**Supplied data**
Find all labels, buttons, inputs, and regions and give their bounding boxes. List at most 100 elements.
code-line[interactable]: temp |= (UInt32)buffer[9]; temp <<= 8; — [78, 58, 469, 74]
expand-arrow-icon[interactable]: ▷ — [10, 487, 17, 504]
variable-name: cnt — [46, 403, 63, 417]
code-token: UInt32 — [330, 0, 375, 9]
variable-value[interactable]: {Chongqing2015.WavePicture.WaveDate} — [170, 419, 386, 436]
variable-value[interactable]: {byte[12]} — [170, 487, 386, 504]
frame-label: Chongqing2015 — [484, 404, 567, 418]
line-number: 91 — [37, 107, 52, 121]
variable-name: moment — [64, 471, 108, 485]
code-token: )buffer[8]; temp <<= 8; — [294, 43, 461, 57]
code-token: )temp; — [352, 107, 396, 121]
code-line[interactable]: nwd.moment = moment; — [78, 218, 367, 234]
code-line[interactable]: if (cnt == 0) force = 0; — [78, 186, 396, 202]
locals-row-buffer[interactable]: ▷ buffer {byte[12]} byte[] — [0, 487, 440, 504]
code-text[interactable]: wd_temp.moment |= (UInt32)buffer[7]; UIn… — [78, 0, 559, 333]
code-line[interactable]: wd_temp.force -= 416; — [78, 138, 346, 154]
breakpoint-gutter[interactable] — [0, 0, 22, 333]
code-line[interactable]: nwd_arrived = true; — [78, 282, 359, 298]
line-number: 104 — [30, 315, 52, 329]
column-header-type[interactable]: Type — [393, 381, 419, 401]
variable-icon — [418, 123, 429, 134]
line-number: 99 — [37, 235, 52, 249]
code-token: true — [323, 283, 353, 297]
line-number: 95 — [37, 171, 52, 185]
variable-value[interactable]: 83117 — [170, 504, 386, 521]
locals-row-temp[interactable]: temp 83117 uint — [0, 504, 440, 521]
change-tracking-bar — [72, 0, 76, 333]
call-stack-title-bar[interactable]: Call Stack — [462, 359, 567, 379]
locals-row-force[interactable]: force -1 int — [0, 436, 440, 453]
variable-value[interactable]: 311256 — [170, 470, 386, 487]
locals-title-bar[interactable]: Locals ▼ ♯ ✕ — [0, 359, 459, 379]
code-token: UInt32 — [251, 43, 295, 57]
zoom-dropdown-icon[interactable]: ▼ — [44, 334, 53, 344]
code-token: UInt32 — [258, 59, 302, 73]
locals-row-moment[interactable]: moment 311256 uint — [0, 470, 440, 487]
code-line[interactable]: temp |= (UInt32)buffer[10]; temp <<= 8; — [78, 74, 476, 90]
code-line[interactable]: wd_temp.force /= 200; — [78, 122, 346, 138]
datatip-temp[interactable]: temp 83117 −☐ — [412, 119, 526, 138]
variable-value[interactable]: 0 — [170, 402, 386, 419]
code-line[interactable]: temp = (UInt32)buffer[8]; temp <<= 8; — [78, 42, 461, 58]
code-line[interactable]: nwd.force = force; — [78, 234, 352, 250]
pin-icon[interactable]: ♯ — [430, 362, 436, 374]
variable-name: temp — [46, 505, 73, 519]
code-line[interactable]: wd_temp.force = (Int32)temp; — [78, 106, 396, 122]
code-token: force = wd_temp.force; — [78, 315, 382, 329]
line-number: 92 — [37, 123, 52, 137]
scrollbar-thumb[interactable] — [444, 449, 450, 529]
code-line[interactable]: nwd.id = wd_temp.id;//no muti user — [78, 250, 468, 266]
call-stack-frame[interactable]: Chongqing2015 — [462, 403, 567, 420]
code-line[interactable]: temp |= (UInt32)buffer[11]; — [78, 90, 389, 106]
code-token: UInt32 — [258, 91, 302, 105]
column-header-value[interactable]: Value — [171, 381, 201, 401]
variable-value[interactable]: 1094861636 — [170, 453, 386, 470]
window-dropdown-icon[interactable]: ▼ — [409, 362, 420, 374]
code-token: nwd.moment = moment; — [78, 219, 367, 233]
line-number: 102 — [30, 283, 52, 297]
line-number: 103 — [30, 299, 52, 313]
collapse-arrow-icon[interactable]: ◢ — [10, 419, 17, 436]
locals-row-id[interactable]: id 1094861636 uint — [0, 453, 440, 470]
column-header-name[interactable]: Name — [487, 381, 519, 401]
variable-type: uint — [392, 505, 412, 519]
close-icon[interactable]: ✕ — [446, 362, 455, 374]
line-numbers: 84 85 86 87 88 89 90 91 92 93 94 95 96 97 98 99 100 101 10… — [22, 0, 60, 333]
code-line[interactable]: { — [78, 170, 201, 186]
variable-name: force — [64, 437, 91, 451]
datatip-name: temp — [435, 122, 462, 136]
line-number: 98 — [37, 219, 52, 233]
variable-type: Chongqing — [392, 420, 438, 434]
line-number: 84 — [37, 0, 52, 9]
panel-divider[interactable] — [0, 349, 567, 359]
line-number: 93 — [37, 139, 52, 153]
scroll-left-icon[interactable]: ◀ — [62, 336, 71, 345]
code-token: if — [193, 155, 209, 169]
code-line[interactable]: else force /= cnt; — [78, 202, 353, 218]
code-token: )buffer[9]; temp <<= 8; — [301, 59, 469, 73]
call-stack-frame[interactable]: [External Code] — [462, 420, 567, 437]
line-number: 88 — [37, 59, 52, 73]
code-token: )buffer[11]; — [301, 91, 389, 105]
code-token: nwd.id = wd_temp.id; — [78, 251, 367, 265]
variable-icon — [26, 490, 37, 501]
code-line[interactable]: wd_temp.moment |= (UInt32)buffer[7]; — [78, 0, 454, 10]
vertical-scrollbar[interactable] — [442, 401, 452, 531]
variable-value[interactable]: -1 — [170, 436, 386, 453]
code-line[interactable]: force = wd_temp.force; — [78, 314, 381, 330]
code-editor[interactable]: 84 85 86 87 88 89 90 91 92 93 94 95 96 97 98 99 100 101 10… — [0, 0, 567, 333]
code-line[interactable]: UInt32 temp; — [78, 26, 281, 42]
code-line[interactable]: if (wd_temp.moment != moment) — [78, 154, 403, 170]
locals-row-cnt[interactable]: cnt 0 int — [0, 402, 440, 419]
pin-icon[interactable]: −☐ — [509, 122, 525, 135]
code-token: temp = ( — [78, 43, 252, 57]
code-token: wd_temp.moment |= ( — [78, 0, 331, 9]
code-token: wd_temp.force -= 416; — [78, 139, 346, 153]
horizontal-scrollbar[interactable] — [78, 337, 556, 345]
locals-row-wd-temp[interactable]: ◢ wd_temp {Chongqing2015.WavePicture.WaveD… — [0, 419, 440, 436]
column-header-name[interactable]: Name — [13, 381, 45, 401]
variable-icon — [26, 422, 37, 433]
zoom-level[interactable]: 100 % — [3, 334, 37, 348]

**What this task involves**
Print every line of the records above without changing anything.

**Exercise answer**
Find all labels, buttons, inputs, and regions and give their bounding boxes. List at most 100 elements.
code-line[interactable]: temp |= (UInt32)buffer[9]; temp <<= 8; — [78, 58, 469, 74]
expand-arrow-icon[interactable]: ▷ — [10, 487, 17, 504]
variable-name: cnt — [46, 403, 63, 417]
code-token: UInt32 — [330, 0, 375, 9]
variable-value[interactable]: {Chongqing2015.WavePicture.WaveDate} — [170, 419, 386, 436]
variable-value[interactable]: {byte[12]} — [170, 487, 386, 504]
frame-label: Chongqing2015 — [484, 404, 567, 418]
line-number: 91 — [37, 107, 52, 121]
variable-name: moment — [64, 471, 108, 485]
code-token: )buffer[8]; temp <<= 8; — [294, 43, 461, 57]
code-token: )temp; — [352, 107, 396, 121]
code-line[interactable]: nwd.moment = moment; — [78, 218, 367, 234]
code-line[interactable]: if (cnt == 0) force = 0; — [78, 186, 396, 202]
locals-row-buffer[interactable]: ▷ buffer {byte[12]} byte[] — [0, 487, 440, 504]
code-text[interactable]: wd_temp.moment |= (UInt32)buffer[7]; UIn… — [78, 0, 559, 333]
code-line[interactable]: wd_temp.force -= 416; — [78, 138, 346, 154]
breakpoint-gutter[interactable] — [0, 0, 22, 333]
code-line[interactable]: nwd_arrived = true; — [78, 282, 359, 298]
line-number: 104 — [30, 315, 52, 329]
column-header-type[interactable]: Type — [393, 381, 419, 401]
variable-icon — [418, 123, 429, 134]
line-number: 99 — [37, 235, 52, 249]
code-token: true — [323, 283, 353, 297]
line-number: 95 — [37, 171, 52, 185]
variable-value[interactable]: 83117 — [170, 504, 386, 521]
locals-row-temp[interactable]: temp 83117 uint — [0, 504, 440, 521]
change-tracking-bar — [72, 0, 76, 333]
call-stack-title-bar[interactable]: Call Stack — [462, 359, 567, 379]
locals-row-force[interactable]: force -1 int — [0, 436, 440, 453]
variable-value[interactable]: 311256 — [170, 470, 386, 487]
locals-title-bar[interactable]: Locals ▼ ♯ ✕ — [0, 359, 459, 379]
code-token: UInt32 — [251, 43, 295, 57]
zoom-dropdown-icon[interactable]: ▼ — [44, 334, 53, 344]
code-token: UInt32 — [258, 59, 302, 73]
locals-row-moment[interactable]: moment 311256 uint — [0, 470, 440, 487]
code-line[interactable]: temp |= (UInt32)buffer[10]; temp <<= 8; — [78, 74, 476, 90]
code-line[interactable]: wd_temp.force /= 200; — [78, 122, 346, 138]
datatip-temp[interactable]: temp 83117 −☐ — [412, 119, 526, 138]
variable-value[interactable]: 0 — [170, 402, 386, 419]
code-line[interactable]: temp = (UInt32)buffer[8]; temp <<= 8; — [78, 42, 461, 58]
code-line[interactable]: nwd.force = force; — [78, 234, 352, 250]
pin-icon[interactable]: ♯ — [430, 362, 436, 374]
variable-name: temp — [46, 505, 73, 519]
code-line[interactable]: wd_temp.force = (Int32)temp; — [78, 106, 396, 122]
code-token: force = wd_temp.force; — [78, 315, 382, 329]
line-number: 92 — [37, 123, 52, 137]
scrollbar-thumb[interactable] — [444, 449, 450, 529]
code-line[interactable]: nwd.id = wd_temp.id;//no muti user — [78, 250, 468, 266]
call-stack-frame[interactable]: Chongqing2015 — [462, 403, 567, 420]
code-line[interactable]: temp |= (UInt32)buffer[11]; — [78, 90, 389, 106]
code-token: UInt32 — [258, 91, 302, 105]
column-header-value[interactable]: Value — [171, 381, 201, 401]
variable-value[interactable]: 1094861636 — [170, 453, 386, 470]
window-dropdown-icon[interactable]: ▼ — [409, 362, 420, 374]
code-token: nwd.moment = moment; — [78, 219, 367, 233]
line-number: 102 — [30, 283, 52, 297]
line-number: 103 — [30, 299, 52, 313]
collapse-arrow-icon[interactable]: ◢ — [10, 419, 17, 436]
locals-row-id[interactable]: id 1094861636 uint — [0, 453, 440, 470]
column-header-name[interactable]: Name — [487, 381, 519, 401]
variable-type: uint — [392, 505, 412, 519]
close-icon[interactable]: ✕ — [446, 362, 455, 374]
line-numbers: 84 85 86 87 88 89 90 91 92 93 94 95 96 97 98 99 100 101 10… — [22, 0, 60, 333]
code-line[interactable]: { — [78, 170, 201, 186]
variable-name: force — [64, 437, 91, 451]
datatip-name: temp — [435, 122, 462, 136]
line-number: 98 — [37, 219, 52, 233]
variable-type: Chongqing — [392, 420, 438, 434]
line-number: 84 — [37, 0, 52, 9]
panel-divider[interactable] — [0, 349, 567, 359]
line-number: 93 — [37, 139, 52, 153]
scroll-left-icon[interactable]: ◀ — [62, 336, 71, 345]
code-token: if — [193, 155, 209, 169]
code-line[interactable]: else force /= cnt; — [78, 202, 353, 218]
code-token: )buffer[9]; temp <<= 8; — [301, 59, 469, 73]
call-stack-frame[interactable]: [External Code] — [462, 420, 567, 437]
line-number: 88 — [37, 59, 52, 73]
code-token: )buffer[11]; — [301, 91, 389, 105]
code-token: nwd.id = wd_temp.id; — [78, 251, 367, 265]
variable-icon — [26, 490, 37, 501]
code-line[interactable]: wd_temp.moment |= (UInt32)buffer[7]; — [78, 0, 454, 10]
vertical-scrollbar[interactable] — [442, 401, 452, 531]
variable-value[interactable]: -1 — [170, 436, 386, 453]
code-line[interactable]: force = wd_temp.force; — [78, 314, 381, 330]
code-editor[interactable]: 84 85 86 87 88 89 90 91 92 93 94 95 96 97 98 99 100 101 10… — [0, 0, 567, 333]
code-line[interactable]: UInt32 temp; — [78, 26, 281, 42]
code-line[interactable]: if (wd_temp.moment != moment) — [78, 154, 403, 170]
locals-row-cnt[interactable]: cnt 0 int — [0, 402, 440, 419]
pin-icon[interactable]: −☐ — [509, 122, 525, 135]
code-token: temp = ( — [78, 43, 252, 57]
code-token: wd_temp.moment |= ( — [78, 0, 331, 9]
code-token: wd_temp.force -= 416; — [78, 139, 346, 153]
horizontal-scrollbar[interactable] — [78, 337, 556, 345]
locals-row-wd-temp[interactable]: ◢ wd_temp {Chongqing2015.WavePicture.WaveD… — [0, 419, 440, 436]
column-header-name[interactable]: Name — [13, 381, 45, 401]
variable-icon — [26, 422, 37, 433]
zoom-level[interactable]: 100 % — [3, 334, 37, 348]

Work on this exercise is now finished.